-- Start --

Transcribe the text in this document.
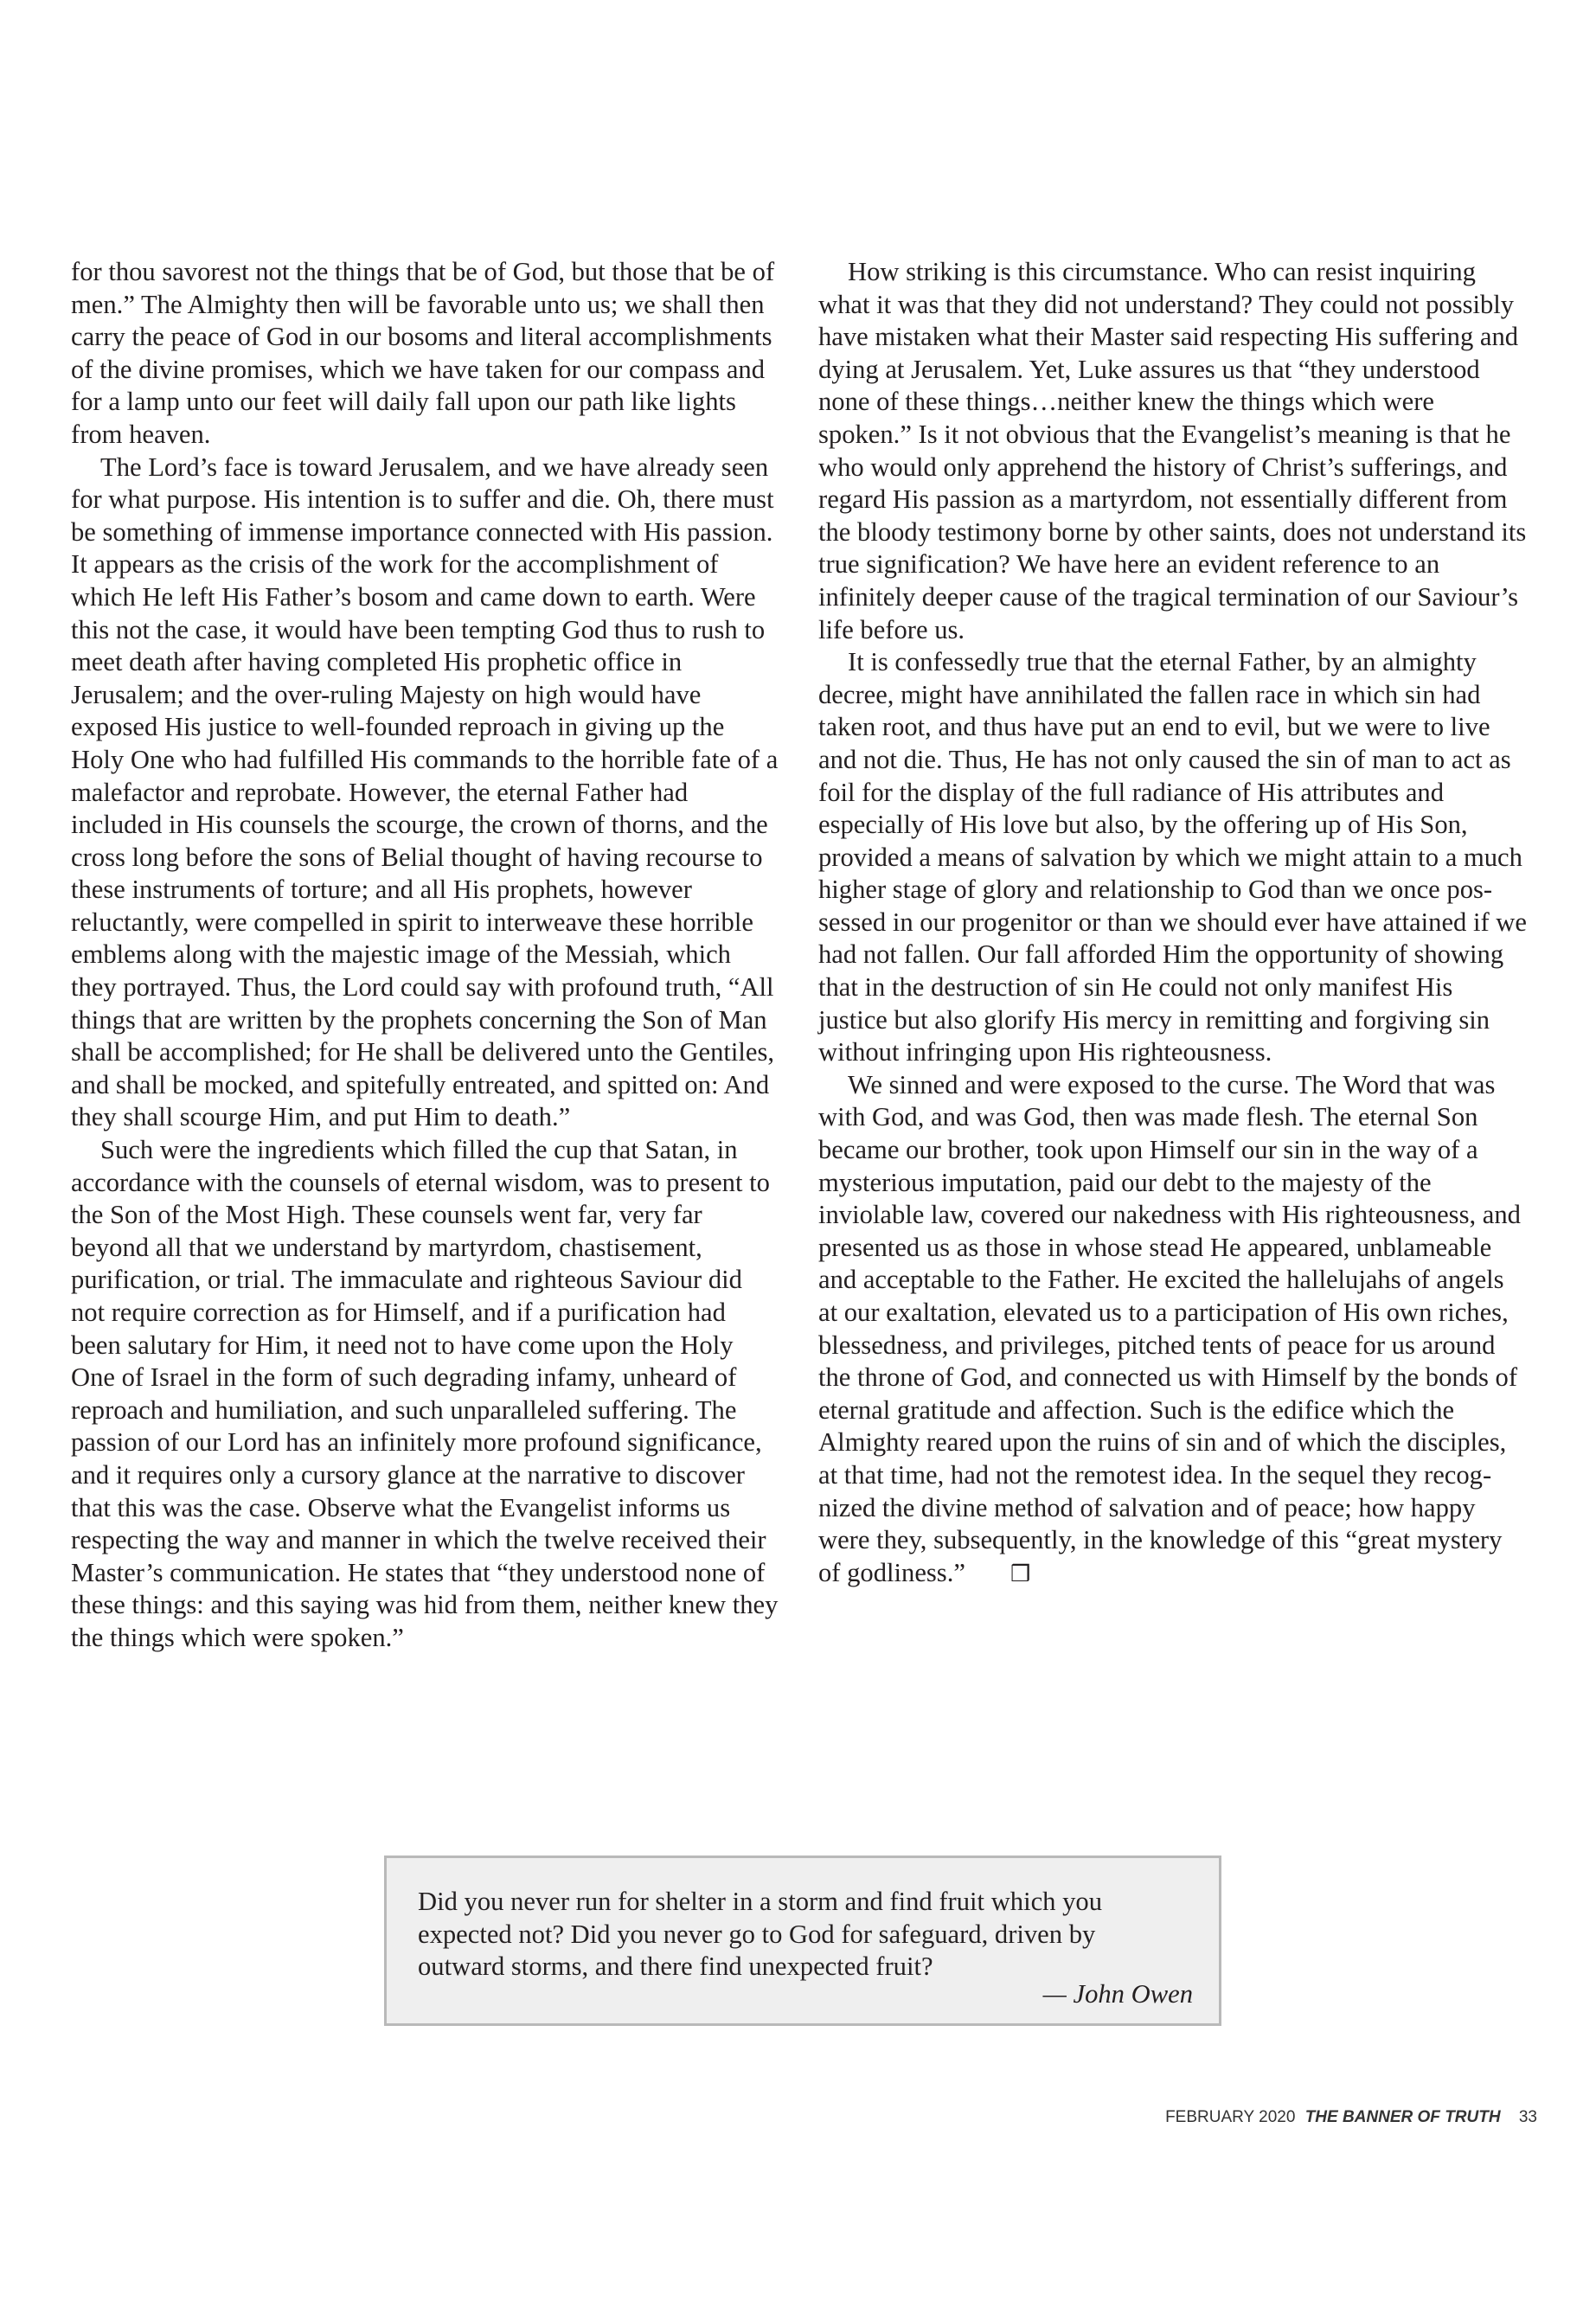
for thou savorest not the things that be of God, but those that be of men.” The Almighty then will be favorable unto us; we shall then carry the peace of God in our bosoms and literal accomplishments of the divine promises, which we have taken for our compass and for a lamp unto our feet will daily fall upon our path like lights from heaven.

The Lord’s face is toward Jerusalem, and we have already seen for what purpose. His intention is to suffer and die. Oh, there must be something of immense importance connected with His passion. It appears as the crisis of the work for the accomplishment of which He left His Father’s bosom and came down to earth. Were this not the case, it would have been tempting God thus to rush to meet death after having completed His prophetic office in Jerusalem; and the over-ruling Majesty on high would have exposed His justice to well-founded reproach in giving up the Holy One who had fulfilled His commands to the horrible fate of a malefactor and reprobate. However, the eternal Father had included in His counsels the scourge, the crown of thorns, and the cross long before the sons of Belial thought of having recourse to these instruments of torture; and all His prophets, however reluctantly, were compelled in spirit to interweave these horrible emblems along with the majestic image of the Messiah, which they portrayed. Thus, the Lord could say with profound truth, “All things that are written by the prophets concerning the Son of Man shall be accomplished; for He shall be delivered unto the Gentiles, and shall be mocked, and spitefully entreated, and spitted on: And they shall scourge Him, and put Him to death.”

Such were the ingredients which filled the cup that Satan, in accordance with the counsels of eternal wisdom, was to present to the Son of the Most High. These counsels went far, very far beyond all that we understand by martyrdom, chastisement, purification, or trial. The immaculate and righteous Saviour did not require correction as for Himself, and if a purification had been salutary for Him, it need not to have come upon the Holy One of Israel in the form of such degrading infamy, unheard of reproach and humiliation, and such unparalleled suffering. The passion of our Lord has an infinitely more profound significance, and it requires only a cursory glance at the narrative to discover that this was the case. Observe what the Evangelist informs us respecting the way and manner in which the twelve received their Master’s communication. He states that “they understood none of these things: and this saying was hid from them, neither knew they the things which were spoken.”

How striking is this circumstance. Who can resist inquiring what it was that they did not understand? They could not possibly have mistaken what their Master said respecting His suffering and dying at Jerusalem. Yet, Luke assures us that “they understood none of these things…neither knew the things which were spoken.” Is it not obvious that the Evangelist’s meaning is that he who would only apprehend the history of Christ’s sufferings, and regard His passion as a martyrdom, not essentially different from the bloody testimony borne by other saints, does not understand its true signification? We have here an evident reference to an infinitely deeper cause of the tragical termination of our Saviour’s life before us.

It is confessedly true that the eternal Father, by an almighty decree, might have annihilated the fallen race in which sin had taken root, and thus have put an end to evil, but we were to live and not die. Thus, He has not only caused the sin of man to act as foil for the display of the full radiance of His attributes and especially of His love but also, by the offering up of His Son, provided a means of salvation by which we might attain to a much higher stage of glory and relationship to God than we once possessed in our progenitor or than we should ever have attained if we had not fallen. Our fall afforded Him the opportunity of showing that in the destruction of sin He could not only manifest His justice but also glorify His mercy in remitting and forgiving sin without infringing upon His righteousness.

We sinned and were exposed to the curse. The Word that was with God, and was God, then was made flesh. The eternal Son became our brother, took upon Himself our sin in the way of a mysterious imputation, paid our debt to the majesty of the inviolable law, covered our nakedness with His righteousness, and presented us as those in whose stead He appeared, unblameable and acceptable to the Father. He excited the hallelujahs of angels at our exaltation, elevated us to a participation of His own riches, blessedness, and privileges, pitched tents of peace for us around the throne of God, and connected us with Himself by the bonds of eternal gratitude and affection. Such is the edifice which the Almighty reared upon the ruins of sin and of which the disciples, at that time, had not the remotest idea. In the sequel they recognized the divine method of salvation and of peace; how happy were they, subsequently, in the knowledge of this “great mystery of godliness.” ❒

Did you never run for shelter in a storm and find fruit which you expected not? Did you never go to God for safeguard, driven by outward storms, and there find unexpected fruit?

— John Owen
FEBRUARY 2020 THE BANNER OF TRUTH 33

-- End --

> **Given request**: Tally the lines containing "Holy". Provide the number without any other words.

> **Final result**: 2